> **Given problem**: Can you convert all of the data below into a JSON list of strings, with one string per line and no blank lines? Leave the pictures out of your answer.

+++ Data records

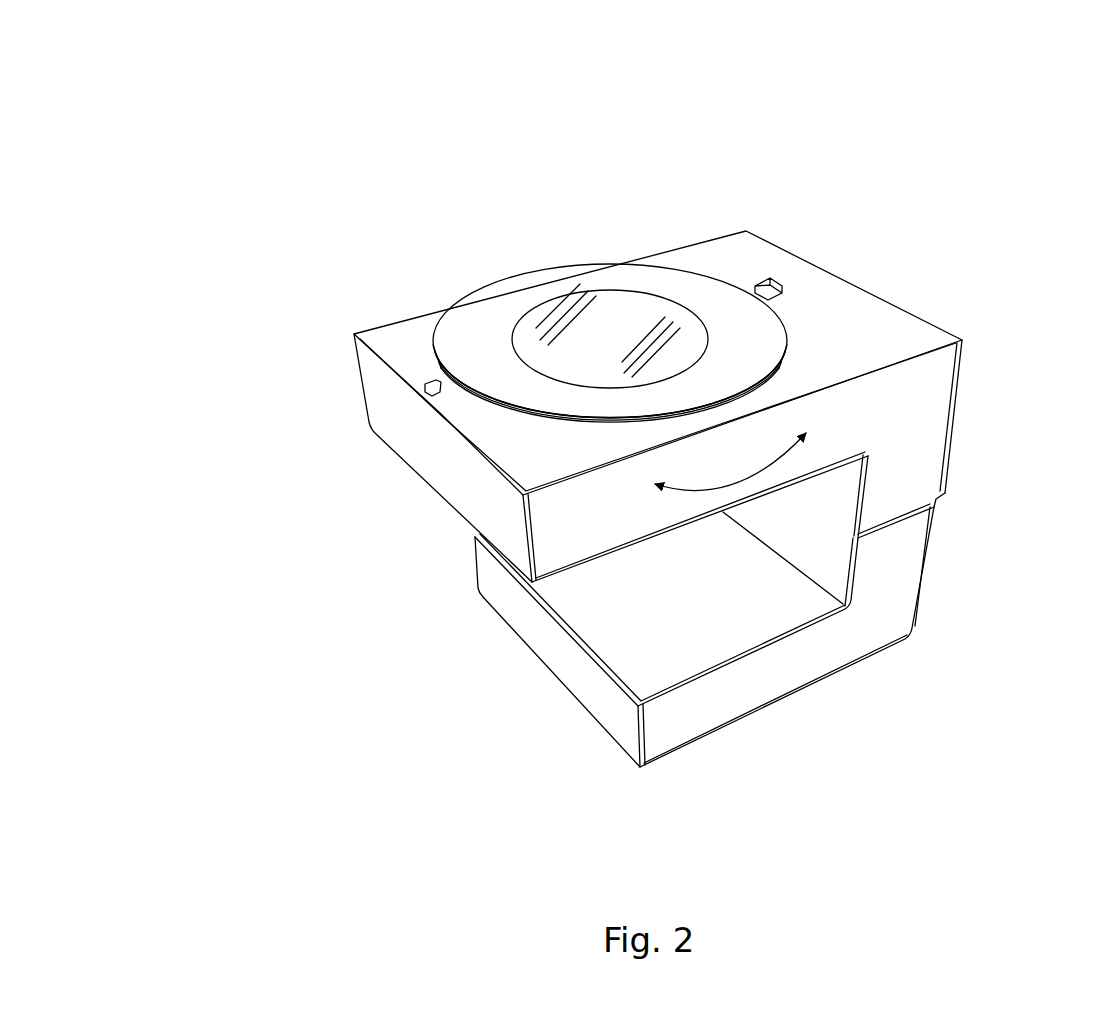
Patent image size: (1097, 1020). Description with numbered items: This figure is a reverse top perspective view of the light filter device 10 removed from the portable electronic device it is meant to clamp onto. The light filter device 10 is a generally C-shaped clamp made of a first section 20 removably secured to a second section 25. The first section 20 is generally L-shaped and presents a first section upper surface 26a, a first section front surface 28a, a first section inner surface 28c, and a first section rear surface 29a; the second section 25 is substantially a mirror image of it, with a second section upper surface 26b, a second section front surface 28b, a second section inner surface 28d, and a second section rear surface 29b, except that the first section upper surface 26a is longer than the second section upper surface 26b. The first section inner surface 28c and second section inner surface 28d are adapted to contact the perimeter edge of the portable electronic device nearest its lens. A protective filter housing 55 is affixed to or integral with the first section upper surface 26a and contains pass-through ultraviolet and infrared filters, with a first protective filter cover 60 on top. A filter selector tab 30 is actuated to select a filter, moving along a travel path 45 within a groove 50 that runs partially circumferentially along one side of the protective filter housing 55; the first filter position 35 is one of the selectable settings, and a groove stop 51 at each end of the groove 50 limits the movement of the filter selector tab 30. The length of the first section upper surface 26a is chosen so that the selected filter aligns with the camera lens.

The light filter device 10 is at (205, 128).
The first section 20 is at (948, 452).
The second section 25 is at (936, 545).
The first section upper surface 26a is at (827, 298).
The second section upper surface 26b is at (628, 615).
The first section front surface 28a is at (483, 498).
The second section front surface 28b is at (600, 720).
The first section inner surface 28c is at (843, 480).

++++++

> **Response to the exercise**:
[
  "Patent image size: (1097, 1020). Description with numbered items: This figure is a reverse top perspective view of the light filter device 10 removed from the portable electronic device it is meant to clamp onto. The light filter device 10 is a generally C-shaped clamp made of a first section 20 removably secured to a second section 25. The first section 20 is generally L-shaped and presents a first section upper surface 26a, a first section front surface 28a, a first section inner surface 28c, and a first section rear surface 29a; the second section 25 is substantially a mirror image of it, with a second section upper surface 26b, a second section front surface 28b, a second section inner surface 28d, and a second section rear surface 29b, except that the first section upper surface 26a is longer than the second section upper surface 26b. The first section inner surface 28c and second section inner surface 28d are adapted to contact the perimeter edge of the portable electronic device nearest its lens. A protective filter housing 55 is affixed to or integral with the first section upper surface 26a and contains pass-through ultraviolet and infrared filters, with a first protective filter cover 60 on top. A filter selector tab 30 is actuated to select a filter, moving along a travel path 45 within a groove 50 that runs partially circumferentially along one side of the protective filter housing 55; the first filter position 35 is one of the selectable settings, and a groove stop 51 at each end of the groove 50 limits the movement of the filter selector tab 30. The length of the first section upper surface 26a is chosen so that the selected filter aligns with the camera lens.",
  "The light filter device 10 is at (205, 128).",
  "The first section 20 is at (948, 452).",
  "The second section 25 is at (936, 545).",
  "The first section upper surface 26a is at (827, 298).",
  "The second section upper surface 26b is at (628, 615).",
  "The first section front surface 28a is at (483, 498).",
  "The second section front surface 28b is at (600, 720).",
  "The first section inner surface 28c is at (843, 480)."
]